*WRITTEN TASK*
Report every line from the material that contains the word "time".

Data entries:

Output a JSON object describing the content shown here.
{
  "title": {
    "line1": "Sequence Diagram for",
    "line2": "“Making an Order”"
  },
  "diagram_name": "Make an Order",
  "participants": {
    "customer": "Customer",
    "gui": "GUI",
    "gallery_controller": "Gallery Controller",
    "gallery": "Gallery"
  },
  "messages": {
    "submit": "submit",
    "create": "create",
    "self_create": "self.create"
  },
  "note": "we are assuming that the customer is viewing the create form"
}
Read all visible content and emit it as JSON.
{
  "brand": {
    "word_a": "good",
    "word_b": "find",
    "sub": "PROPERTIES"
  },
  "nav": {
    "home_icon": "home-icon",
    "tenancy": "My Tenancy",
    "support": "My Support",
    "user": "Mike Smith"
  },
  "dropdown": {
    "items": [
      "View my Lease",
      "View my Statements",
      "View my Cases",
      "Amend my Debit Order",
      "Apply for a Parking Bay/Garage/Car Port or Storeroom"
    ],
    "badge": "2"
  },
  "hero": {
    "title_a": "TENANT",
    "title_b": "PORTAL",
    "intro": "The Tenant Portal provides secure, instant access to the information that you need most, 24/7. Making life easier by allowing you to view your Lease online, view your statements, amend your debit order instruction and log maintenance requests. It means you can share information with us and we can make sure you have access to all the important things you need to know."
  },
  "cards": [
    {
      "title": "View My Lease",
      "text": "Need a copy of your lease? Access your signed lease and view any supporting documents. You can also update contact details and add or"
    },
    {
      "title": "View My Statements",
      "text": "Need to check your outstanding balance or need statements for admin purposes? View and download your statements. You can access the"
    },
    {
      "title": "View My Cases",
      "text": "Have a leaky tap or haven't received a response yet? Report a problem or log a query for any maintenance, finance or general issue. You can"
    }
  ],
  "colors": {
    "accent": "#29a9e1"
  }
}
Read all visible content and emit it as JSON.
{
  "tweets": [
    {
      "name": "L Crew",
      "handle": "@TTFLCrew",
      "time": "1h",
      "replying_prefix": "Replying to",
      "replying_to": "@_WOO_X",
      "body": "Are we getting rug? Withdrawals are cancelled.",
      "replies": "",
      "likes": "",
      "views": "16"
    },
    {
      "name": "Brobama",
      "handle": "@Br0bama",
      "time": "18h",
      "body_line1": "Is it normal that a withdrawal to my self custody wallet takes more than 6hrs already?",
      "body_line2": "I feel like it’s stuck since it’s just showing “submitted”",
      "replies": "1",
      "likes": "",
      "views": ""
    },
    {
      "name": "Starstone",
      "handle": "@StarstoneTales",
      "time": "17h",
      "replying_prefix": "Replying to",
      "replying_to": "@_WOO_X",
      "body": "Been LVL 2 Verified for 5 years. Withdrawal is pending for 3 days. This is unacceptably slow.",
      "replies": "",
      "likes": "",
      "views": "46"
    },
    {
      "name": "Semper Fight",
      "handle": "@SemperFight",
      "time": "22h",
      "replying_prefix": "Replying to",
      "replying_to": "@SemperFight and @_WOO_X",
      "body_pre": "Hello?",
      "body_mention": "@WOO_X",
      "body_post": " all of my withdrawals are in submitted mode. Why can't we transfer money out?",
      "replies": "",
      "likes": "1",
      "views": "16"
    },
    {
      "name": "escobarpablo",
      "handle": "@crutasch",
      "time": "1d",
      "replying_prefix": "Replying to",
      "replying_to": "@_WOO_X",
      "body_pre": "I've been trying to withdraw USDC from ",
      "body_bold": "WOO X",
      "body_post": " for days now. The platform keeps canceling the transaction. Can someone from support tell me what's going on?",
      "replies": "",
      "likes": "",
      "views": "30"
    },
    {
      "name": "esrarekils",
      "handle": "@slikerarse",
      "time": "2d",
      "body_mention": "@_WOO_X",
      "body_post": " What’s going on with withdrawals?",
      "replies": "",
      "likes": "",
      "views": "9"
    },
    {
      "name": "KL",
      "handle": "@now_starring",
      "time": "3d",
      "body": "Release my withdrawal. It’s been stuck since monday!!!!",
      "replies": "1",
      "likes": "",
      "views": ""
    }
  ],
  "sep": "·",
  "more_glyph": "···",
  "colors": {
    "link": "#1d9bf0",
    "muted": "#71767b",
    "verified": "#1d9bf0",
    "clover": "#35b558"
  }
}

*FINISHED ANSWER*
      "time": "1h",
      "time": "18h",
      "time": "17h",
      "time": "22h",
      "time": "1d",
      "time": "2d",
      "time": "3d",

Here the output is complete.